**Exercise details:**
Look through the material and copy each line holding "JSON".

**Items listed in a dataset:**
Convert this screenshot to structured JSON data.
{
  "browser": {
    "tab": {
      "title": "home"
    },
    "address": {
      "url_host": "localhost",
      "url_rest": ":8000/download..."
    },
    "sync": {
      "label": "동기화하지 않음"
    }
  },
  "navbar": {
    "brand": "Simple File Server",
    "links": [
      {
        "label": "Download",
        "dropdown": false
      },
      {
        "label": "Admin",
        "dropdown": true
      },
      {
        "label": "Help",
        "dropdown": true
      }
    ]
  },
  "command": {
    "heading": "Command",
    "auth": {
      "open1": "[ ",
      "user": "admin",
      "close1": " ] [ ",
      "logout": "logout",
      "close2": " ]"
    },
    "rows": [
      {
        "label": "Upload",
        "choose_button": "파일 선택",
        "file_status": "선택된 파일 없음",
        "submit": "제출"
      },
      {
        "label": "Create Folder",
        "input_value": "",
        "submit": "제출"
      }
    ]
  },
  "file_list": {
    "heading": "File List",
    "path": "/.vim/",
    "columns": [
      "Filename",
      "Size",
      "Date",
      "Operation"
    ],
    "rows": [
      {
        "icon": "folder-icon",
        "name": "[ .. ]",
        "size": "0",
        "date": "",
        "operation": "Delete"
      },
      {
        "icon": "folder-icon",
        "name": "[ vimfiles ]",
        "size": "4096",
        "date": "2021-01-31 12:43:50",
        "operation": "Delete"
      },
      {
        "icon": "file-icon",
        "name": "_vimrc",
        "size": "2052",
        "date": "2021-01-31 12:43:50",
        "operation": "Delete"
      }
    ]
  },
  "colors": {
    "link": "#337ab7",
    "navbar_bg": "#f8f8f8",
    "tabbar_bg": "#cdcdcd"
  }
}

* * *

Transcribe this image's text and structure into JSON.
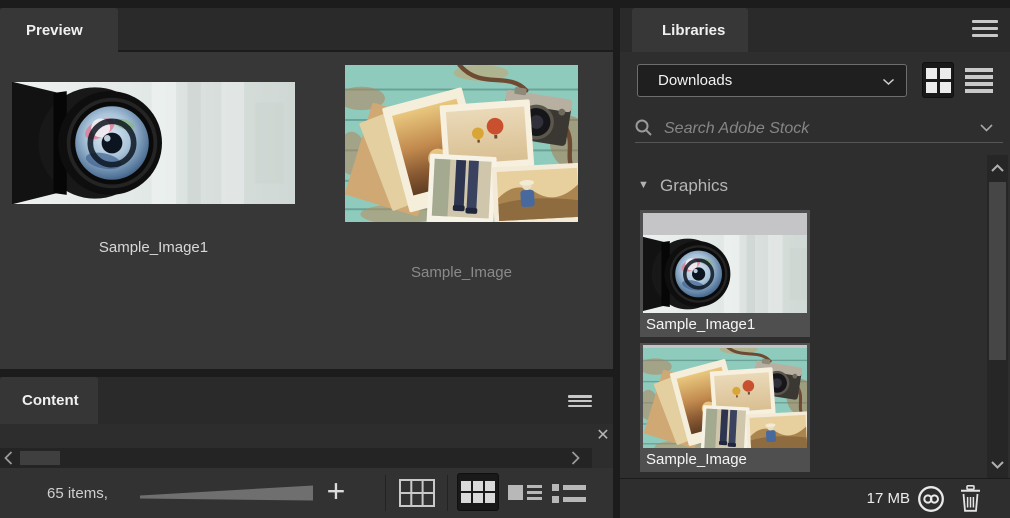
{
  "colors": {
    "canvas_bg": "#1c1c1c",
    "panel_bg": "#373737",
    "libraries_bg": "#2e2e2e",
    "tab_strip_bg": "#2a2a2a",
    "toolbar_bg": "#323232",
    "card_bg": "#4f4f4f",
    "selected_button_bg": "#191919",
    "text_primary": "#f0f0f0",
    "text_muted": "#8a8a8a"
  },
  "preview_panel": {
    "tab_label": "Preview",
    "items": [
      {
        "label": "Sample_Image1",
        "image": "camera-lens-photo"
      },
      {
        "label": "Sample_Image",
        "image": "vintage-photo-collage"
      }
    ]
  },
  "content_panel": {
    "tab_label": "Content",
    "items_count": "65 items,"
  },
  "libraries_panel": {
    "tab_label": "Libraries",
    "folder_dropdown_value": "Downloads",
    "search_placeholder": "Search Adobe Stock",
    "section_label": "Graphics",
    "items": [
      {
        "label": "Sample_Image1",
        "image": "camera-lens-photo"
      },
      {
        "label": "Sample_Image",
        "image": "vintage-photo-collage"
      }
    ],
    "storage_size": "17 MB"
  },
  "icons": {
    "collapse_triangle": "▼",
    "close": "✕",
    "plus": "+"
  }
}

**Problem solution:**
Convert this screenshot to structured JSON data.
Transcribe this image's text and structure into JSON.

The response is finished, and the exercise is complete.